**Records for the task**
==================================================

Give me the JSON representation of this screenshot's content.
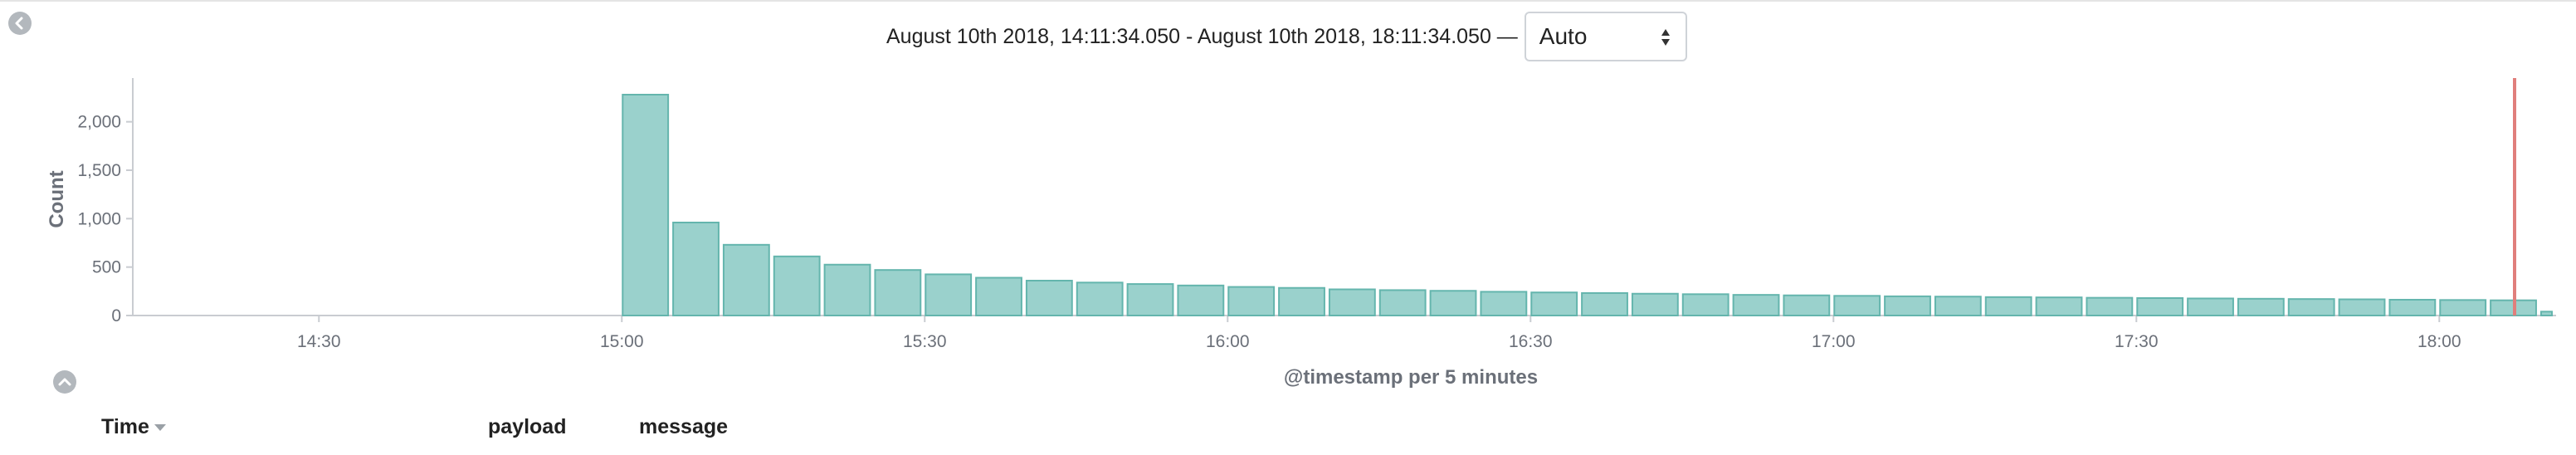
{
  "header": {
    "time_range": "August 10th 2018, 14:11:34.050 - August 10th 2018, 18:11:34.050 —",
    "interval_selected": "Auto"
  },
  "table": {
    "columns": [
      "Time",
      "payload",
      "message"
    ]
  },
  "icons": {
    "left_collapse": "chevron-left-icon",
    "up_collapse": "chevron-up-icon",
    "select": "select-arrows-icon",
    "sort": "sort-down-icon"
  },
  "colors": {
    "bar_fill": "#9ad1cc",
    "bar_stroke": "#64b5ad",
    "axis": "#c9ccd1",
    "now_line": "#e07f7c"
  },
  "chart_data": {
    "type": "bar",
    "ylabel": "Count",
    "xlabel": "@timestamp per 5 minutes",
    "yticks": [
      0,
      500,
      1000,
      1500,
      2000
    ],
    "ytick_labels": [
      "0",
      "500",
      "1,000",
      "1,500",
      "2,000"
    ],
    "xticks": [
      "14:30",
      "15:00",
      "15:30",
      "16:00",
      "16:30",
      "17:00",
      "17:30",
      "18:00"
    ],
    "xlim": [
      "14:11:34",
      "18:11:34"
    ],
    "ylim": [
      0,
      2400
    ],
    "bin_minutes": 5,
    "now_marker": "18:11:34",
    "series": [
      {
        "x": [
          "15:00",
          "15:05",
          "15:10",
          "15:15",
          "15:20",
          "15:25",
          "15:30",
          "15:35",
          "15:40",
          "15:45",
          "15:50",
          "15:55",
          "16:00",
          "16:05",
          "16:10",
          "16:15",
          "16:20",
          "16:25",
          "16:30",
          "16:35",
          "16:40",
          "16:45",
          "16:50",
          "16:55",
          "17:00",
          "17:05",
          "17:10",
          "17:15",
          "17:20",
          "17:25",
          "17:30",
          "17:35",
          "17:40",
          "17:45",
          "17:50",
          "17:55",
          "18:00",
          "18:05",
          "18:10"
        ],
        "values": [
          2280,
          960,
          730,
          610,
          525,
          470,
          425,
          390,
          360,
          340,
          325,
          310,
          295,
          285,
          270,
          262,
          255,
          245,
          238,
          232,
          225,
          220,
          213,
          208,
          203,
          198,
          195,
          190,
          187,
          183,
          180,
          176,
          173,
          170,
          167,
          163,
          160,
          157,
          40
        ]
      }
    ]
  }
}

==================================================

**Problem to work on**
Which lines of the data include "chevron"? Copy each of them.

**Correct result**
    "left_collapse": "chevron-left-icon",
    "up_collapse": "chevron-up-icon",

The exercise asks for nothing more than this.